── Dataset ──

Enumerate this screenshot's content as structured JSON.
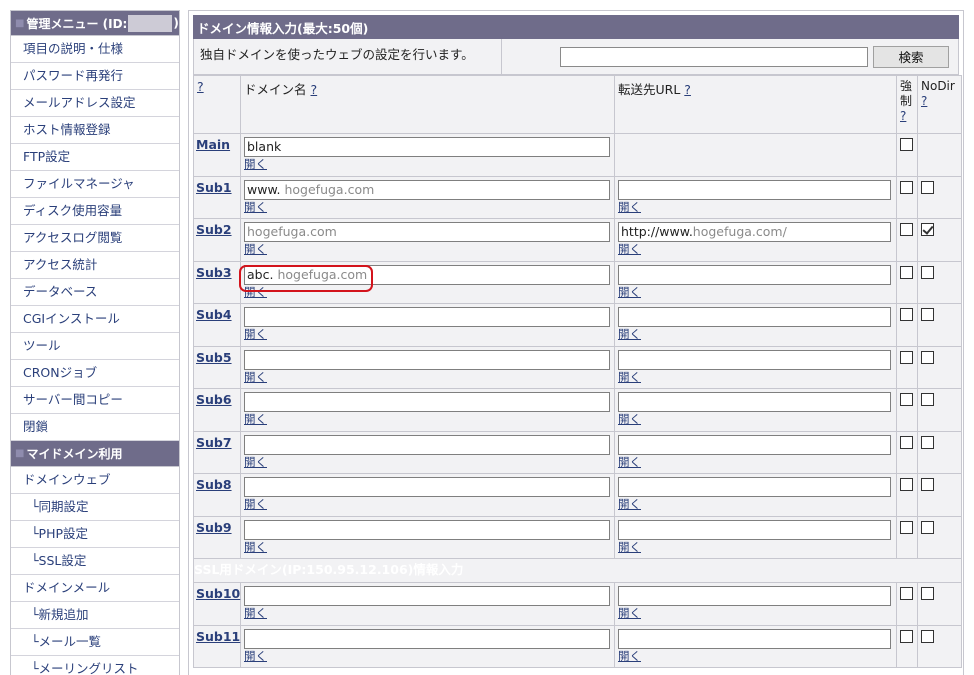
{
  "sidebar": {
    "header": "管理メニュー (ID:",
    "header_close": ")",
    "items": [
      {
        "label": "項目の説明・仕様"
      },
      {
        "label": "パスワード再発行"
      },
      {
        "label": "メールアドレス設定"
      },
      {
        "label": "ホスト情報登録"
      },
      {
        "label": "FTP設定"
      },
      {
        "label": "ファイルマネージャ"
      },
      {
        "label": "ディスク使用容量"
      },
      {
        "label": "アクセスログ閲覧"
      },
      {
        "label": "アクセス統計"
      },
      {
        "label": "データベース"
      },
      {
        "label": "CGIインストール"
      },
      {
        "label": "ツール"
      },
      {
        "label": "CRONジョブ"
      },
      {
        "label": "サーバー間コピー"
      },
      {
        "label": "閉鎖"
      }
    ],
    "section2_header": "マイドメイン利用",
    "section2_items": [
      {
        "label": "ドメインウェブ",
        "indent": false
      },
      {
        "label": "└同期設定",
        "indent": true
      },
      {
        "label": "└PHP設定",
        "indent": true
      },
      {
        "label": "└SSL設定",
        "indent": true
      },
      {
        "label": "ドメインメール",
        "indent": false
      },
      {
        "label": "└新規追加",
        "indent": true
      },
      {
        "label": "└メール一覧",
        "indent": true
      },
      {
        "label": "└メーリングリスト",
        "indent": true
      }
    ]
  },
  "main": {
    "title": "ドメイン情報入力(最大:50個)",
    "description": "独自ドメインを使ったウェブの設定を行います。",
    "search_button": "検索",
    "columns": {
      "help": "?",
      "domain": "ドメイン名",
      "url": "転送先URL",
      "force_1": "強",
      "force_2": "制",
      "nodir": "NoDir"
    },
    "open_label": "開く",
    "rows": [
      {
        "label": "Main",
        "prefix": "blank",
        "domain_hint": "",
        "url_prefix": "",
        "url_hint": "",
        "force": false,
        "nodir": null
      },
      {
        "label": "Sub1",
        "prefix": "www.",
        "domain_hint": "hogefuga.com",
        "url_prefix": "",
        "url_hint": "",
        "force": false,
        "nodir": false
      },
      {
        "label": "Sub2",
        "prefix": "",
        "domain_hint": "hogefuga.com",
        "url_prefix": "http://www.",
        "url_hint": "hogefuga.com/",
        "force": false,
        "nodir": true
      },
      {
        "label": "Sub3",
        "prefix": "abc.",
        "domain_hint": "hogefuga.com",
        "url_prefix": "",
        "url_hint": "",
        "force": false,
        "nodir": false
      },
      {
        "label": "Sub4",
        "prefix": "",
        "domain_hint": "",
        "url_prefix": "",
        "url_hint": "",
        "force": false,
        "nodir": false
      },
      {
        "label": "Sub5",
        "prefix": "",
        "domain_hint": "",
        "url_prefix": "",
        "url_hint": "",
        "force": false,
        "nodir": false
      },
      {
        "label": "Sub6",
        "prefix": "",
        "domain_hint": "",
        "url_prefix": "",
        "url_hint": "",
        "force": false,
        "nodir": false
      },
      {
        "label": "Sub7",
        "prefix": "",
        "domain_hint": "",
        "url_prefix": "",
        "url_hint": "",
        "force": false,
        "nodir": false
      },
      {
        "label": "Sub8",
        "prefix": "",
        "domain_hint": "",
        "url_prefix": "",
        "url_hint": "",
        "force": false,
        "nodir": false
      },
      {
        "label": "Sub9",
        "prefix": "",
        "domain_hint": "",
        "url_prefix": "",
        "url_hint": "",
        "force": false,
        "nodir": false
      }
    ],
    "ssl_title": "SSL用ドメイン(IP:150.95.12.106)情報入力",
    "ssl_rows": [
      {
        "label": "Sub10",
        "prefix": "",
        "domain_hint": "",
        "url_prefix": "",
        "url_hint": "",
        "force": false,
        "nodir": false
      },
      {
        "label": "Sub11",
        "prefix": "",
        "domain_hint": "",
        "url_prefix": "",
        "url_hint": "",
        "force": false,
        "nodir": false
      }
    ]
  },
  "colors": {
    "header_bg": "#6f6c8a",
    "link": "#2a3f7a",
    "highlight": "#d3131c"
  }
}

───

▶ **Set exercise**
Reproduce every entry word for word, but skip any pictures.

▶ **Correct output**
Enumerate this screenshot's content as structured JSON.
{
  "sidebar": {
    "header": "管理メニュー (ID:",
    "header_close": ")",
    "items": [
      {
        "label": "項目の説明・仕様"
      },
      {
        "label": "パスワード再発行"
      },
      {
        "label": "メールアドレス設定"
      },
      {
        "label": "ホスト情報登録"
      },
      {
        "label": "FTP設定"
      },
      {
        "label": "ファイルマネージャ"
      },
      {
        "label": "ディスク使用容量"
      },
      {
        "label": "アクセスログ閲覧"
      },
      {
        "label": "アクセス統計"
      },
      {
        "label": "データベース"
      },
      {
        "label": "CGIインストール"
      },
      {
        "label": "ツール"
      },
      {
        "label": "CRONジョブ"
      },
      {
        "label": "サーバー間コピー"
      },
      {
        "label": "閉鎖"
      }
    ],
    "section2_header": "マイドメイン利用",
    "section2_items": [
      {
        "label": "ドメインウェブ",
        "indent": false
      },
      {
        "label": "└同期設定",
        "indent": true
      },
      {
        "label": "└PHP設定",
        "indent": true
      },
      {
        "label": "└SSL設定",
        "indent": true
      },
      {
        "label": "ドメインメール",
        "indent": false
      },
      {
        "label": "└新規追加",
        "indent": true
      },
      {
        "label": "└メール一覧",
        "indent": true
      },
      {
        "label": "└メーリングリスト",
        "indent": true
      }
    ]
  },
  "main": {
    "title": "ドメイン情報入力(最大:50個)",
    "description": "独自ドメインを使ったウェブの設定を行います。",
    "search_button": "検索",
    "columns": {
      "help": "?",
      "domain": "ドメイン名",
      "url": "転送先URL",
      "force_1": "強",
      "force_2": "制",
      "nodir": "NoDir"
    },
    "open_label": "開く",
    "rows": [
      {
        "label": "Main",
        "prefix": "blank",
        "domain_hint": "",
        "url_prefix": "",
        "url_hint": "",
        "force": false,
        "nodir": null
      },
      {
        "label": "Sub1",
        "prefix": "www.",
        "domain_hint": "hogefuga.com",
        "url_prefix": "",
        "url_hint": "",
        "force": false,
        "nodir": false
      },
      {
        "label": "Sub2",
        "prefix": "",
        "domain_hint": "hogefuga.com",
        "url_prefix": "http://www.",
        "url_hint": "hogefuga.com/",
        "force": false,
        "nodir": true
      },
      {
        "label": "Sub3",
        "prefix": "abc.",
        "domain_hint": "hogefuga.com",
        "url_prefix": "",
        "url_hint": "",
        "force": false,
        "nodir": false
      },
      {
        "label": "Sub4",
        "prefix": "",
        "domain_hint": "",
        "url_prefix": "",
        "url_hint": "",
        "force": false,
        "nodir": false
      },
      {
        "label": "Sub5",
        "prefix": "",
        "domain_hint": "",
        "url_prefix": "",
        "url_hint": "",
        "force": false,
        "nodir": false
      },
      {
        "label": "Sub6",
        "prefix": "",
        "domain_hint": "",
        "url_prefix": "",
        "url_hint": "",
        "force": false,
        "nodir": false
      },
      {
        "label": "Sub7",
        "prefix": "",
        "domain_hint": "",
        "url_prefix": "",
        "url_hint": "",
        "force": false,
        "nodir": false
      },
      {
        "label": "Sub8",
        "prefix": "",
        "domain_hint": "",
        "url_prefix": "",
        "url_hint": "",
        "force": false,
        "nodir": false
      },
      {
        "label": "Sub9",
        "prefix": "",
        "domain_hint": "",
        "url_prefix": "",
        "url_hint": "",
        "force": false,
        "nodir": false
      }
    ],
    "ssl_title": "SSL用ドメイン(IP:150.95.12.106)情報入力",
    "ssl_rows": [
      {
        "label": "Sub10",
        "prefix": "",
        "domain_hint": "",
        "url_prefix": "",
        "url_hint": "",
        "force": false,
        "nodir": false
      },
      {
        "label": "Sub11",
        "prefix": "",
        "domain_hint": "",
        "url_prefix": "",
        "url_hint": "",
        "force": false,
        "nodir": false
      }
    ]
  },
  "colors": {
    "header_bg": "#6f6c8a",
    "link": "#2a3f7a",
    "highlight": "#d3131c"
  }
}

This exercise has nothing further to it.